__Provided records__
--
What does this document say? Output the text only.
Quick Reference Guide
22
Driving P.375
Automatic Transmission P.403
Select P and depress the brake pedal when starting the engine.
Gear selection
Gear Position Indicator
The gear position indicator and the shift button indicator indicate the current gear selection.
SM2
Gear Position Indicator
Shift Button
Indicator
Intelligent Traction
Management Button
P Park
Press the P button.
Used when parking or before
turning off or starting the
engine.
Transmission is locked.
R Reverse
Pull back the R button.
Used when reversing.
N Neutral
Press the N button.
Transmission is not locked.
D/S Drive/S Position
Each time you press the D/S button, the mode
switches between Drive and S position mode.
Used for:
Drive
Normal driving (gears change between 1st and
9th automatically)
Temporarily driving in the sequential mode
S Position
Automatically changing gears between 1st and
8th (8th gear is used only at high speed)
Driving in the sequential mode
--
__Aim of the task__
Search the lines for "selection". Copy each line that has it.

__Response to the exercise__
Gear selection
The gear position indicator and the shift button indicator indicate the current gear selection.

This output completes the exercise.